**Task input**

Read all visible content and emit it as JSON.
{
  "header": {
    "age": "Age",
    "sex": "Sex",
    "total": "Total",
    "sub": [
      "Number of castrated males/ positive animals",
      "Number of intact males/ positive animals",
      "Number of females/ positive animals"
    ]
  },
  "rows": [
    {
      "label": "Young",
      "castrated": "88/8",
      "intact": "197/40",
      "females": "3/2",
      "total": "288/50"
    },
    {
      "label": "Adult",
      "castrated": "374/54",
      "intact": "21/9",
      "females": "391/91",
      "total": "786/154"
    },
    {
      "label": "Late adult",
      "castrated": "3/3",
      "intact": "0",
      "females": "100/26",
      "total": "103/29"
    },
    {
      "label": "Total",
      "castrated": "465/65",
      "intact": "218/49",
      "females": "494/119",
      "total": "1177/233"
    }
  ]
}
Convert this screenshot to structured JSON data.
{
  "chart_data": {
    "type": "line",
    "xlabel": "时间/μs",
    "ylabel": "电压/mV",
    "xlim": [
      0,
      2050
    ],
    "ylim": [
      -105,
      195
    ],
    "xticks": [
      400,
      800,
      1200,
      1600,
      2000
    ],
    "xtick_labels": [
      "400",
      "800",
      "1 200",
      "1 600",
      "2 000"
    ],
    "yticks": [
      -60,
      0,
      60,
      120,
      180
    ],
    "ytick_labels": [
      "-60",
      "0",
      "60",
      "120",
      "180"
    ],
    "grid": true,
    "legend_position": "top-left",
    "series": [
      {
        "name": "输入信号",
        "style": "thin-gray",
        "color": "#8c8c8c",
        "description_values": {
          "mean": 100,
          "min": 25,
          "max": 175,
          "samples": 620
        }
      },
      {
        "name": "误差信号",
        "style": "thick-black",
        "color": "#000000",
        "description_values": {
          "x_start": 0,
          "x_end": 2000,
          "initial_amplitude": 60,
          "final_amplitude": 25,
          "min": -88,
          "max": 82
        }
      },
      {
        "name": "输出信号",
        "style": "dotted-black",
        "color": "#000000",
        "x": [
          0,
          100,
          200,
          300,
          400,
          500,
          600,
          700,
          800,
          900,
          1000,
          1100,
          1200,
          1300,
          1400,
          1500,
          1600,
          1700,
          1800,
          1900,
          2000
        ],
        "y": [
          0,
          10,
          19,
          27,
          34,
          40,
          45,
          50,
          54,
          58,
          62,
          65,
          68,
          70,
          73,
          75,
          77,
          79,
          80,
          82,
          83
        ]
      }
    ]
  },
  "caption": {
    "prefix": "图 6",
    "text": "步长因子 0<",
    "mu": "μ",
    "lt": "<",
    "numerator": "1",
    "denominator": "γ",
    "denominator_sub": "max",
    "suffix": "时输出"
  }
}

**Exercise requirements**
Restate every line of the data word for word.

**Result**
Read all visible content and emit it as JSON.
{
  "header": {
    "age": "Age",
    "sex": "Sex",
    "total": "Total",
    "sub": [
      "Number of castrated males/ positive animals",
      "Number of intact males/ positive animals",
      "Number of females/ positive animals"
    ]
  },
  "rows": [
    {
      "label": "Young",
      "castrated": "88/8",
      "intact": "197/40",
      "females": "3/2",
      "total": "288/50"
    },
    {
      "label": "Adult",
      "castrated": "374/54",
      "intact": "21/9",
      "females": "391/91",
      "total": "786/154"
    },
    {
      "label": "Late adult",
      "castrated": "3/3",
      "intact": "0",
      "females": "100/26",
      "total": "103/29"
    },
    {
      "label": "Total",
      "castrated": "465/65",
      "intact": "218/49",
      "females": "494/119",
      "total": "1177/233"
    }
  ]
}
Convert this screenshot to structured JSON data.
{
  "chart_data": {
    "type": "line",
    "xlabel": "时间/μs",
    "ylabel": "电压/mV",
    "xlim": [
      0,
      2050
    ],
    "ylim": [
      -105,
      195
    ],
    "xticks": [
      400,
      800,
      1200,
      1600,
      2000
    ],
    "xtick_labels": [
      "400",
      "800",
      "1 200",
      "1 600",
      "2 000"
    ],
    "yticks": [
      -60,
      0,
      60,
      120,
      180
    ],
    "ytick_labels": [
      "-60",
      "0",
      "60",
      "120",
      "180"
    ],
    "grid": true,
    "legend_position": "top-left",
    "series": [
      {
        "name": "输入信号",
        "style": "thin-gray",
        "color": "#8c8c8c",
        "description_values": {
          "mean": 100,
          "min": 25,
          "max": 175,
          "samples": 620
        }
      },
      {
        "name": "误差信号",
        "style": "thick-black",
        "color": "#000000",
        "description_values": {
          "x_start": 0,
          "x_end": 2000,
          "initial_amplitude": 60,
          "final_amplitude": 25,
          "min": -88,
          "max": 82
        }
      },
      {
        "name": "输出信号",
        "style": "dotted-black",
        "color": "#000000",
        "x": [
          0,
          100,
          200,
          300,
          400,
          500,
          600,
          700,
          800,
          900,
          1000,
          1100,
          1200,
          1300,
          1400,
          1500,
          1600,
          1700,
          1800,
          1900,
          2000
        ],
        "y": [
          0,
          10,
          19,
          27,
          34,
          40,
          45,
          50,
          54,
          58,
          62,
          65,
          68,
          70,
          73,
          75,
          77,
          79,
          80,
          82,
          83
        ]
      }
    ]
  },
  "caption": {
    "prefix": "图 6",
    "text": "步长因子 0<",
    "mu": "μ",
    "lt": "<",
    "numerator": "1",
    "denominator": "γ",
    "denominator_sub": "max",
    "suffix": "时输出"
  }
}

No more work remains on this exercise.